> Activity:
Retype the passage on music streaming royalties word for word, starting with "Yet, there is" and going on through "distribution of music.".

> Extract provided:
***

Goldman Sachs owns nearly 900,000 shares of Warner Music.
The other large record companies are Universal Music Group of Vivendi and BMG.
SoundExchange is the entity in the United States that collects royalties for the record labels and recording artists.
Reportedly, SoundExchange distributes about half of royalties collected to recording artists and the other half to the record labels.
According to Mr. Mulligan, the institutional entities that have controlled the music industry and related entities have become acclimated or used to what he called “rapid” streams of revenue.
During the early 2000’s record sales were declining, as more and more people moved to the internet.
Recording artists, record labels, publishers and lyricists all want to increase revenue, but the dilemma is that copyright users have difficulties with the current system, leading to calls for change, he wrote.
Even a large streaming company like Spotify reported a net loss of about $500 million in 2022, according Mr. Mulligan.
Nor should this surprise, as royalty fees imposed by the Copyright Royalty Board and collected and distributed by SoundExchange, constitute a large percentage of Spotify’s revenue.
Even small internet radio only stations pay exorbitant fees, even when there are comparatively few listeners and no revenue is created, according to reports.
According to Mr. Mulligan, revenue has been on the decline, too, because of fragmentation of distribution of music listeners, the lack of artist longevity, too much music being released and the lack of superstars.
Certainly the environment is radically different than it was 25 years ago, when the internet was in its infancy and physical stores selling CD’s and records were still a realistic business model.
He mentions the fierce and abundant competition for revenue, as distribution over the internet creates many stakeholders.
Given current conditions he’s calling for major changes in the way music is distributed and the way revenue is created.
He agrees that if royalty fees are increased too much, the system would break.
But he also maintains that the use of streams should be metered, for example, when users access music streams.
Once a subscriber has expended his or her allotment, then access to additional streams would end unless the user purchases a higher level of subscriptions.
Still, he warned that copyright holders and companies need to be careful about pressing their interests too much against other stakeholders, for example, the users of music:
“Streaming’s problems are supply side issues, not demand-side. All industry stakeholders should be careful about pushing solutions that could favour the supply side without proper consideration of the demand side. The history of business is littered with the corpses of companies that did not properly consider the needs of their customers.”
While he mentions pursuing a compromise, he maintains that finding a comprise that will satisfy copyright holders and copyright users will be difficult.
According to APS Radio and other small entities that create no revenue, even given a small listener base, remitting royalty payments can be a great and significant burden that could shutter those entities.
Yet, there is a need to pay artists for their works, creativity and innovation.
But there is a need to prevent an adequate and democratic distribution of music.
Another problem concerns the age of particular genres of music and particular songs.
Do many people still listen particular songs popular in America in the 1800’s?
In various countries, copyright-protected material enters into the public domain earlier than is true in the United States.
Always arises the question is this: How much is the consumer willing to pay for something.
This pertains to the standard imposed by the Digital Millennium Copyright Act: “the willing buyer and willing seller” standard.
That standard replaced the older standard that considered not only the interests of copyright holder but the interests of the copyright user and the interests and needs of society to enjoy and access intellectual property.
If intellectual property, however worthy, becomes too expensive, will there always be a “willing buyer”.
These are questions that will need to be addressed by future legislation, according to observers.

***

> Dataset extract:

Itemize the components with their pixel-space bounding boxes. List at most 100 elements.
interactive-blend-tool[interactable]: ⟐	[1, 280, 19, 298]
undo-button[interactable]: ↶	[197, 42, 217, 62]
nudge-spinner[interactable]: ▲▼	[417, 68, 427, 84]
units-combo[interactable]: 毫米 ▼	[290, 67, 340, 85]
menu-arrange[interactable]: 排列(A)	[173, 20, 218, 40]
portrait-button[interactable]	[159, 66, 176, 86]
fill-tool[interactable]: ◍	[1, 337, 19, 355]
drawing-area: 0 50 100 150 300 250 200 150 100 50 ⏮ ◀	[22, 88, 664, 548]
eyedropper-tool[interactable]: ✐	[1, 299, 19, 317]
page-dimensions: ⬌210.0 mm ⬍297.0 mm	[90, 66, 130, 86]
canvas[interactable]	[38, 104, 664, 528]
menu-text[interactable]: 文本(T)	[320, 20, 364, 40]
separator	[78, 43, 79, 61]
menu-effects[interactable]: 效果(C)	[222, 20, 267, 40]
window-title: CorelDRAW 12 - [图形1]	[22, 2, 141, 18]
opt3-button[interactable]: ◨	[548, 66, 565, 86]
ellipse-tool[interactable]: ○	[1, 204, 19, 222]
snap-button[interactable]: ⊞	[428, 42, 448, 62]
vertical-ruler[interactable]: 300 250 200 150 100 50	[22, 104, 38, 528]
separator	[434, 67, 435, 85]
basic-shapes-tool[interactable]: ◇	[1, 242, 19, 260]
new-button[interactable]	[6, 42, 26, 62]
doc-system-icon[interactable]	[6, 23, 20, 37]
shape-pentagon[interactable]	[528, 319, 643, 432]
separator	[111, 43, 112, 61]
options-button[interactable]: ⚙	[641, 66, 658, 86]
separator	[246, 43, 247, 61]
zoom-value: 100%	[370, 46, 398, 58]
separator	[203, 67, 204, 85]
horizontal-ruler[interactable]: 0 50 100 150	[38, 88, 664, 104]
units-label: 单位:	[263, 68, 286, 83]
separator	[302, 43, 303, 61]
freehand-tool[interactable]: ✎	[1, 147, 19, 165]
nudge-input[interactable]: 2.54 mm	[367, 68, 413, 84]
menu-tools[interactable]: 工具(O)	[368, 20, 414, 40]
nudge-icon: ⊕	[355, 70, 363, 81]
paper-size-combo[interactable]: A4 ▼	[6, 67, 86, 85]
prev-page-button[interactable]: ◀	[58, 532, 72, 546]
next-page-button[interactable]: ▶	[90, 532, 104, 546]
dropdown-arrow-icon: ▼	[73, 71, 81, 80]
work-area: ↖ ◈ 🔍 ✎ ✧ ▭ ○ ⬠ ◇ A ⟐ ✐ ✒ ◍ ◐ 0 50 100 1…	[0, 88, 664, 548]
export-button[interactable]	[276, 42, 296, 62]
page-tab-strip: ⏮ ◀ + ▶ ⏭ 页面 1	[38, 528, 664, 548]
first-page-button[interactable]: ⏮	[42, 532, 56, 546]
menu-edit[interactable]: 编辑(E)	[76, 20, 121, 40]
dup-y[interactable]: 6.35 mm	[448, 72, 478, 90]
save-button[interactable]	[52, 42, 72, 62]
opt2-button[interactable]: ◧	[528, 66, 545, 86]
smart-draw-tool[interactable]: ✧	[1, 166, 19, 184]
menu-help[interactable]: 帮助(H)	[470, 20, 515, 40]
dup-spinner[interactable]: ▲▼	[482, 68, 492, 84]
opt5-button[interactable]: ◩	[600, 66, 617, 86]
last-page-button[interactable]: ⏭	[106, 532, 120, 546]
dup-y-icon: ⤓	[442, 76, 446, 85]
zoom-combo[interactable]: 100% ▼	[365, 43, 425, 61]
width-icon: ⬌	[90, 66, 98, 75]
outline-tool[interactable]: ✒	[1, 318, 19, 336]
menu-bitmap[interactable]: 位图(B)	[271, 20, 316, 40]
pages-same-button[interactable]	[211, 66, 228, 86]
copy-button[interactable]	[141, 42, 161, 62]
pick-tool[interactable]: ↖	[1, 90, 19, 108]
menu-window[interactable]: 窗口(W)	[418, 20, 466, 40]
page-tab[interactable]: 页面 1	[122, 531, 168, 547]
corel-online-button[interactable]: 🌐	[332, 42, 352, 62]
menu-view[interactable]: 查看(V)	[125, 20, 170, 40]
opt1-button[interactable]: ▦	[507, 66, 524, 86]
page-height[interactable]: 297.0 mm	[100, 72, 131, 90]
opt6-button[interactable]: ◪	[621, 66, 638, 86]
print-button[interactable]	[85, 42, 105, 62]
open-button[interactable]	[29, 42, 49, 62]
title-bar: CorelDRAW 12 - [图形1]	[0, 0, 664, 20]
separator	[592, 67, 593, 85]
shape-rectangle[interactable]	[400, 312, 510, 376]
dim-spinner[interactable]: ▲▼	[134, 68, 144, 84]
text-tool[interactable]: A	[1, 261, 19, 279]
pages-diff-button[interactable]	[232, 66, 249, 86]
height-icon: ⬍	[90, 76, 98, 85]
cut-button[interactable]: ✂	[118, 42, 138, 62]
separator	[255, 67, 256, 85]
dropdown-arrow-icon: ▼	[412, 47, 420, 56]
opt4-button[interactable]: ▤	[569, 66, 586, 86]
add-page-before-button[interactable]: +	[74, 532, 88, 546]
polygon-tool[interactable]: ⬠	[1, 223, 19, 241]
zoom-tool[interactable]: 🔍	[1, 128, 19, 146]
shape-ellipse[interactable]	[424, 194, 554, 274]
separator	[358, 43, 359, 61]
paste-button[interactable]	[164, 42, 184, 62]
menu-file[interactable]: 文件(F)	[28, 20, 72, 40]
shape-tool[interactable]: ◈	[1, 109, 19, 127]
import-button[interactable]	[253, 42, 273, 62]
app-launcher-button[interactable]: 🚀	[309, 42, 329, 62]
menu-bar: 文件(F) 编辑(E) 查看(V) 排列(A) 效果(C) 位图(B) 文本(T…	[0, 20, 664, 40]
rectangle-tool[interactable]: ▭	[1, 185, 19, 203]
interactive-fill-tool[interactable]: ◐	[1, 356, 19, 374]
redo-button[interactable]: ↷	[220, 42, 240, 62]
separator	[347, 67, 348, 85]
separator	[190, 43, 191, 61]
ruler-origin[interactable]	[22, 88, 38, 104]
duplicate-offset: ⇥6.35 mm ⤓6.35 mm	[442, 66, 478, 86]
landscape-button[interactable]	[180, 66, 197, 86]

***

> The completed task:
Yet, there is a need to pay artists for their works, creativity and innovation.
But there is a need to prevent an adequate and democratic distribution of music.